_DESCRIPTION OF THE TASK_
Write out all the material exactly. Leave nothing out.

═══ RECORDS SHOWN ═══

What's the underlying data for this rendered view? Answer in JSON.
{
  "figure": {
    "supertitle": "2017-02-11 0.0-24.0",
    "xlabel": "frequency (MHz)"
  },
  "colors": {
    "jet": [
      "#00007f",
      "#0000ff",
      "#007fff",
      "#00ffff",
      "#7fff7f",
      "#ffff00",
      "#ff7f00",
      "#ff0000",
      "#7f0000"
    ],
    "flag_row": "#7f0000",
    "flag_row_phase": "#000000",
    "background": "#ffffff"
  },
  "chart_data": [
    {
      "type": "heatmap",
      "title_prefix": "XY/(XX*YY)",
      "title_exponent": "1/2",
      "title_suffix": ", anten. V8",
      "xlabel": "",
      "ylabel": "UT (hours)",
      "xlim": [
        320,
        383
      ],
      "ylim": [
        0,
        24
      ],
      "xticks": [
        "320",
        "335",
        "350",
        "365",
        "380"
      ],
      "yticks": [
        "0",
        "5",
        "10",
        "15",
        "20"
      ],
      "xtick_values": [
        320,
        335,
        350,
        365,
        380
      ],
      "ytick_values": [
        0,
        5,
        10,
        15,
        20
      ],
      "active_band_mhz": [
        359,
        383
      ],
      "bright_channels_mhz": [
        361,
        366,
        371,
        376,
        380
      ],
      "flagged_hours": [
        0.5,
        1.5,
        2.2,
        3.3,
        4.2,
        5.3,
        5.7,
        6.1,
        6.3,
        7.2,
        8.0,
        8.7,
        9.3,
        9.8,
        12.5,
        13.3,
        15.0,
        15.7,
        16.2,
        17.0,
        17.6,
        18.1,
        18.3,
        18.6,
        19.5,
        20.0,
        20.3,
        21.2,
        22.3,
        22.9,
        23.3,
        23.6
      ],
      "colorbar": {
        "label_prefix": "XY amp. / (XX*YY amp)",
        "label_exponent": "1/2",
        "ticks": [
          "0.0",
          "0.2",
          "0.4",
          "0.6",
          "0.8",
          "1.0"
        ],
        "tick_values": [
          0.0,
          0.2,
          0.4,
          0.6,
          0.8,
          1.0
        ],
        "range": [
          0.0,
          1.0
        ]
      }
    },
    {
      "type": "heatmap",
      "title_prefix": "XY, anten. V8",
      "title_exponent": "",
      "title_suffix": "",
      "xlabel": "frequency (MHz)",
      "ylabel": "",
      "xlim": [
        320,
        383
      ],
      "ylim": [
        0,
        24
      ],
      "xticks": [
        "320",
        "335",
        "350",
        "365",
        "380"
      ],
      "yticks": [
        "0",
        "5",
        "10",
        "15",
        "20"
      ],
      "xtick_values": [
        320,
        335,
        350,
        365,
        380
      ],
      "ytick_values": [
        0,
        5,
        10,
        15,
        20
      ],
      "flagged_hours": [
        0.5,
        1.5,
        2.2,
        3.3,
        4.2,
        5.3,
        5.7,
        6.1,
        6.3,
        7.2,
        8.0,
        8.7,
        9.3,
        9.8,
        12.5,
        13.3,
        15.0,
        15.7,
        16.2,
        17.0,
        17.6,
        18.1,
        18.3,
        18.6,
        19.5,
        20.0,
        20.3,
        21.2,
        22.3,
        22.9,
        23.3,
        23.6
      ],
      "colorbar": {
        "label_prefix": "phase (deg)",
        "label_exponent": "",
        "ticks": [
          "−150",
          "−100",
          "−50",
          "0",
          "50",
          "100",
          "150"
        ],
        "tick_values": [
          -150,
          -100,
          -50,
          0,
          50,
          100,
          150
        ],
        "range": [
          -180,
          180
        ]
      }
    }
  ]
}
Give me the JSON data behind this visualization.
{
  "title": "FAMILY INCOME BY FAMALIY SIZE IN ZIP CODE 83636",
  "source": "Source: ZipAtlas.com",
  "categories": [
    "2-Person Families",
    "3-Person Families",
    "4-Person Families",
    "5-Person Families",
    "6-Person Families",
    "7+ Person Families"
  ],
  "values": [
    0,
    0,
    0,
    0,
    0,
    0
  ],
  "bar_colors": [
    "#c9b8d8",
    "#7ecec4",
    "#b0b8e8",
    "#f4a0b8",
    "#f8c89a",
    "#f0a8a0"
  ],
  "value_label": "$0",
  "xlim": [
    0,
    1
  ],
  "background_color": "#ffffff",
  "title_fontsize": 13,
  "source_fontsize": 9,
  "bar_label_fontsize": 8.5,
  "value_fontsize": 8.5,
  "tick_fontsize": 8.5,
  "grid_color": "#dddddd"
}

═══

_RESPONSE_
What's the underlying data for this rendered view? Answer in JSON.
{
  "figure": {
    "supertitle": "2017-02-11 0.0-24.0",
    "xlabel": "frequency (MHz)"
  },
  "colors": {
    "jet": [
      "#00007f",
      "#0000ff",
      "#007fff",
      "#00ffff",
      "#7fff7f",
      "#ffff00",
      "#ff7f00",
      "#ff0000",
      "#7f0000"
    ],
    "flag_row": "#7f0000",
    "flag_row_phase": "#000000",
    "background": "#ffffff"
  },
  "chart_data": [
    {
      "type": "heatmap",
      "title_prefix": "XY/(XX*YY)",
      "title_exponent": "1/2",
      "title_suffix": ", anten. V8",
      "xlabel": "",
      "ylabel": "UT (hours)",
      "xlim": [
        320,
        383
      ],
      "ylim": [
        0,
        24
      ],
      "xticks": [
        "320",
        "335",
        "350",
        "365",
        "380"
      ],
      "yticks": [
        "0",
        "5",
        "10",
        "15",
        "20"
      ],
      "xtick_values": [
        320,
        335,
        350,
        365,
        380
      ],
      "ytick_values": [
        0,
        5,
        10,
        15,
        20
      ],
      "active_band_mhz": [
        359,
        383
      ],
      "bright_channels_mhz": [
        361,
        366,
        371,
        376,
        380
      ],
      "flagged_hours": [
        0.5,
        1.5,
        2.2,
        3.3,
        4.2,
        5.3,
        5.7,
        6.1,
        6.3,
        7.2,
        8.0,
        8.7,
        9.3,
        9.8,
        12.5,
        13.3,
        15.0,
        15.7,
        16.2,
        17.0,
        17.6,
        18.1,
        18.3,
        18.6,
        19.5,
        20.0,
        20.3,
        21.2,
        22.3,
        22.9,
        23.3,
        23.6
      ],
      "colorbar": {
        "label_prefix": "XY amp. / (XX*YY amp)",
        "label_exponent": "1/2",
        "ticks": [
          "0.0",
          "0.2",
          "0.4",
          "0.6",
          "0.8",
          "1.0"
        ],
        "tick_values": [
          0.0,
          0.2,
          0.4,
          0.6,
          0.8,
          1.0
        ],
        "range": [
          0.0,
          1.0
        ]
      }
    },
    {
      "type": "heatmap",
      "title_prefix": "XY, anten. V8",
      "title_exponent": "",
      "title_suffix": "",
      "xlabel": "frequency (MHz)",
      "ylabel": "",
      "xlim": [
        320,
        383
      ],
      "ylim": [
        0,
        24
      ],
      "xticks": [
        "320",
        "335",
        "350",
        "365",
        "380"
      ],
      "yticks": [
        "0",
        "5",
        "10",
        "15",
        "20"
      ],
      "xtick_values": [
        320,
        335,
        350,
        365,
        380
      ],
      "ytick_values": [
        0,
        5,
        10,
        15,
        20
      ],
      "flagged_hours": [
        0.5,
        1.5,
        2.2,
        3.3,
        4.2,
        5.3,
        5.7,
        6.1,
        6.3,
        7.2,
        8.0,
        8.7,
        9.3,
        9.8,
        12.5,
        13.3,
        15.0,
        15.7,
        16.2,
        17.0,
        17.6,
        18.1,
        18.3,
        18.6,
        19.5,
        20.0,
        20.3,
        21.2,
        22.3,
        22.9,
        23.3,
        23.6
      ],
      "colorbar": {
        "label_prefix": "phase (deg)",
        "label_exponent": "",
        "ticks": [
          "−150",
          "−100",
          "−50",
          "0",
          "50",
          "100",
          "150"
        ],
        "tick_values": [
          -150,
          -100,
          -50,
          0,
          50,
          100,
          150
        ],
        "range": [
          -180,
          180
        ]
      }
    }
  ]
}
Give me the JSON data behind this visualization.
{
  "title": "FAMILY INCOME BY FAMALIY SIZE IN ZIP CODE 83636",
  "source": "Source: ZipAtlas.com",
  "categories": [
    "2-Person Families",
    "3-Person Families",
    "4-Person Families",
    "5-Person Families",
    "6-Person Families",
    "7+ Person Families"
  ],
  "values": [
    0,
    0,
    0,
    0,
    0,
    0
  ],
  "bar_colors": [
    "#c9b8d8",
    "#7ecec4",
    "#b0b8e8",
    "#f4a0b8",
    "#f8c89a",
    "#f0a8a0"
  ],
  "value_label": "$0",
  "xlim": [
    0,
    1
  ],
  "background_color": "#ffffff",
  "title_fontsize": 13,
  "source_fontsize": 9,
  "bar_label_fontsize": 8.5,
  "value_fontsize": 8.5,
  "tick_fontsize": 8.5,
  "grid_color": "#dddddd"
}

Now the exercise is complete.